* BEGIN Records provided *
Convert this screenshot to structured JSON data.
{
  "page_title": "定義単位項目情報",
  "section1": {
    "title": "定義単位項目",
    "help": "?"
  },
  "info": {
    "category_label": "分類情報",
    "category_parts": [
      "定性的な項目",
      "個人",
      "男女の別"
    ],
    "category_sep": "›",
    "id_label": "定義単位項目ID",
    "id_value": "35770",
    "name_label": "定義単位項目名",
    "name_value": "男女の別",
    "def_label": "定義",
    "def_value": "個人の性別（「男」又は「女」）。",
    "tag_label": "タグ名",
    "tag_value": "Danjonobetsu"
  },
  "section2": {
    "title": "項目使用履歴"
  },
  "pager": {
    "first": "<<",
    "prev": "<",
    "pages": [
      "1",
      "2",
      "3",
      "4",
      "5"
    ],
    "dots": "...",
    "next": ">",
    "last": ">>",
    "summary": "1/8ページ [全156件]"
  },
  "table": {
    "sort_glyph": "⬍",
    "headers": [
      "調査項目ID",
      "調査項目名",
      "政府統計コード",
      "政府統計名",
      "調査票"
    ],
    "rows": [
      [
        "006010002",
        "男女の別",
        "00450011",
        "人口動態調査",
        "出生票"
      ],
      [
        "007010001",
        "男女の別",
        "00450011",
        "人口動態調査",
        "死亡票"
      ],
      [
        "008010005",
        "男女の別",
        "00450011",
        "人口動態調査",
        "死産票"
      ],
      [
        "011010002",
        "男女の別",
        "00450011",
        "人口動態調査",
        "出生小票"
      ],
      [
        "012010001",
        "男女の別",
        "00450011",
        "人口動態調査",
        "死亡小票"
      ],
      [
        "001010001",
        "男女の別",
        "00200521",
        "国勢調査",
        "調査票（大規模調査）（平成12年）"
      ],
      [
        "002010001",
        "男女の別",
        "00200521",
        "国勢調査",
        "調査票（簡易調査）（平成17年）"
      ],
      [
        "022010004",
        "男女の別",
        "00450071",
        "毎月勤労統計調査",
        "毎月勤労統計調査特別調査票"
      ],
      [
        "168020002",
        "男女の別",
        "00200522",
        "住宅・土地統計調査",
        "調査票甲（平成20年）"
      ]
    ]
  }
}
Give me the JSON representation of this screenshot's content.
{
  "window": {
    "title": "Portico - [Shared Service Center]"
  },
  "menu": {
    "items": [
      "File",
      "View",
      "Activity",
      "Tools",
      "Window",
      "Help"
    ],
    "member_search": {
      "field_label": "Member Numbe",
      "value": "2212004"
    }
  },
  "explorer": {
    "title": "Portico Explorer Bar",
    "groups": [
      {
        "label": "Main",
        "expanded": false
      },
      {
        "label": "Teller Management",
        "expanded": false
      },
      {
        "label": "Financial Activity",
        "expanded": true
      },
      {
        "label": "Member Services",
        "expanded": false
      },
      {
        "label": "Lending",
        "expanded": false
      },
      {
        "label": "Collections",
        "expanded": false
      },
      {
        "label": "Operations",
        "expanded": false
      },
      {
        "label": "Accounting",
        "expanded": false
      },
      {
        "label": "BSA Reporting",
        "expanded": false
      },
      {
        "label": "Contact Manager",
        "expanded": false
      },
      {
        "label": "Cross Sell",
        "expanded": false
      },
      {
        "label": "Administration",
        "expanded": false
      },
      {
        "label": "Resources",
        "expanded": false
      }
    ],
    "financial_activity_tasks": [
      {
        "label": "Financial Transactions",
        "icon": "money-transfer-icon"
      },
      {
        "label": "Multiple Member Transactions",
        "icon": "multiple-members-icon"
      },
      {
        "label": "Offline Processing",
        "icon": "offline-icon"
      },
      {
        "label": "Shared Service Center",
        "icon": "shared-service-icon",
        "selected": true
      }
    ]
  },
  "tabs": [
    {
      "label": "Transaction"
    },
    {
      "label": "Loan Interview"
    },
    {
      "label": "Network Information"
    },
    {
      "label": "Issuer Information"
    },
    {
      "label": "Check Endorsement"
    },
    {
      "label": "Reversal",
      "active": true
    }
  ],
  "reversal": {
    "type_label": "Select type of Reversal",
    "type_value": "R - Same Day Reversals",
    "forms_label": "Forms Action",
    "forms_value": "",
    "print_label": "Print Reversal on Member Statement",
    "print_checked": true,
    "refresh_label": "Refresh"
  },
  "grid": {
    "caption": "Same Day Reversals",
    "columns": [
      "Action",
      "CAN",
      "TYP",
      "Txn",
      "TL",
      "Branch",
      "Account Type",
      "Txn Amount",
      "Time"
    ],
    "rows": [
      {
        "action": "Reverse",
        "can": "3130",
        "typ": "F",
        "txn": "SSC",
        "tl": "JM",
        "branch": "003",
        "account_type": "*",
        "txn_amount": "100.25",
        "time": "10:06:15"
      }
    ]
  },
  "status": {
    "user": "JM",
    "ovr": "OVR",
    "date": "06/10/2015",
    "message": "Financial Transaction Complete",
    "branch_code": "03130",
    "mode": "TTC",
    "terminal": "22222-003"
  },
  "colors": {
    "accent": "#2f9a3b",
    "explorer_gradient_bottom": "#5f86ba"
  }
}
* END Records provided *
Short problem: Reproduce the data in its entirety, matching each character.

Solution to this problem:
Convert this screenshot to structured JSON data.
{
  "page_title": "定義単位項目情報",
  "section1": {
    "title": "定義単位項目",
    "help": "?"
  },
  "info": {
    "category_label": "分類情報",
    "category_parts": [
      "定性的な項目",
      "個人",
      "男女の別"
    ],
    "category_sep": "›",
    "id_label": "定義単位項目ID",
    "id_value": "35770",
    "name_label": "定義単位項目名",
    "name_value": "男女の別",
    "def_label": "定義",
    "def_value": "個人の性別（「男」又は「女」）。",
    "tag_label": "タグ名",
    "tag_value": "Danjonobetsu"
  },
  "section2": {
    "title": "項目使用履歴"
  },
  "pager": {
    "first": "<<",
    "prev": "<",
    "pages": [
      "1",
      "2",
      "3",
      "4",
      "5"
    ],
    "dots": "...",
    "next": ">",
    "last": ">>",
    "summary": "1/8ページ [全156件]"
  },
  "table": {
    "sort_glyph": "⬍",
    "headers": [
      "調査項目ID",
      "調査項目名",
      "政府統計コード",
      "政府統計名",
      "調査票"
    ],
    "rows": [
      [
        "006010002",
        "男女の別",
        "00450011",
        "人口動態調査",
        "出生票"
      ],
      [
        "007010001",
        "男女の別",
        "00450011",
        "人口動態調査",
        "死亡票"
      ],
      [
        "008010005",
        "男女の別",
        "00450011",
        "人口動態調査",
        "死産票"
      ],
      [
        "011010002",
        "男女の別",
        "00450011",
        "人口動態調査",
        "出生小票"
      ],
      [
        "012010001",
        "男女の別",
        "00450011",
        "人口動態調査",
        "死亡小票"
      ],
      [
        "001010001",
        "男女の別",
        "00200521",
        "国勢調査",
        "調査票（大規模調査）（平成12年）"
      ],
      [
        "002010001",
        "男女の別",
        "00200521",
        "国勢調査",
        "調査票（簡易調査）（平成17年）"
      ],
      [
        "022010004",
        "男女の別",
        "00450071",
        "毎月勤労統計調査",
        "毎月勤労統計調査特別調査票"
      ],
      [
        "168020002",
        "男女の別",
        "00200522",
        "住宅・土地統計調査",
        "調査票甲（平成20年）"
      ]
    ]
  }
}
Give me the JSON representation of this screenshot's content.
{
  "window": {
    "title": "Portico - [Shared Service Center]"
  },
  "menu": {
    "items": [
      "File",
      "View",
      "Activity",
      "Tools",
      "Window",
      "Help"
    ],
    "member_search": {
      "field_label": "Member Numbe",
      "value": "2212004"
    }
  },
  "explorer": {
    "title": "Portico Explorer Bar",
    "groups": [
      {
        "label": "Main",
        "expanded": false
      },
      {
        "label": "Teller Management",
        "expanded": false
      },
      {
        "label": "Financial Activity",
        "expanded": true
      },
      {
        "label": "Member Services",
        "expanded": false
      },
      {
        "label": "Lending",
        "expanded": false
      },
      {
        "label": "Collections",
        "expanded": false
      },
      {
        "label": "Operations",
        "expanded": false
      },
      {
        "label": "Accounting",
        "expanded": false
      },
      {
        "label": "BSA Reporting",
        "expanded": false
      },
      {
        "label": "Contact Manager",
        "expanded": false
      },
      {
        "label": "Cross Sell",
        "expanded": false
      },
      {
        "label": "Administration",
        "expanded": false
      },
      {
        "label": "Resources",
        "expanded": false
      }
    ],
    "financial_activity_tasks": [
      {
        "label": "Financial Transactions",
        "icon": "money-transfer-icon"
      },
      {
        "label": "Multiple Member Transactions",
        "icon": "multiple-members-icon"
      },
      {
        "label": "Offline Processing",
        "icon": "offline-icon"
      },
      {
        "label": "Shared Service Center",
        "icon": "shared-service-icon",
        "selected": true
      }
    ]
  },
  "tabs": [
    {
      "label": "Transaction"
    },
    {
      "label": "Loan Interview"
    },
    {
      "label": "Network Information"
    },
    {
      "label": "Issuer Information"
    },
    {
      "label": "Check Endorsement"
    },
    {
      "label": "Reversal",
      "active": true
    }
  ],
  "reversal": {
    "type_label": "Select type of Reversal",
    "type_value": "R - Same Day Reversals",
    "forms_label": "Forms Action",
    "forms_value": "",
    "print_label": "Print Reversal on Member Statement",
    "print_checked": true,
    "refresh_label": "Refresh"
  },
  "grid": {
    "caption": "Same Day Reversals",
    "columns": [
      "Action",
      "CAN",
      "TYP",
      "Txn",
      "TL",
      "Branch",
      "Account Type",
      "Txn Amount",
      "Time"
    ],
    "rows": [
      {
        "action": "Reverse",
        "can": "3130",
        "typ": "F",
        "txn": "SSC",
        "tl": "JM",
        "branch": "003",
        "account_type": "*",
        "txn_amount": "100.25",
        "time": "10:06:15"
      }
    ]
  },
  "status": {
    "user": "JM",
    "ovr": "OVR",
    "date": "06/10/2015",
    "message": "Financial Transaction Complete",
    "branch_code": "03130",
    "mode": "TTC",
    "terminal": "22222-003"
  },
  "colors": {
    "accent": "#2f9a3b",
    "explorer_gradient_bottom": "#5f86ba"
  }
}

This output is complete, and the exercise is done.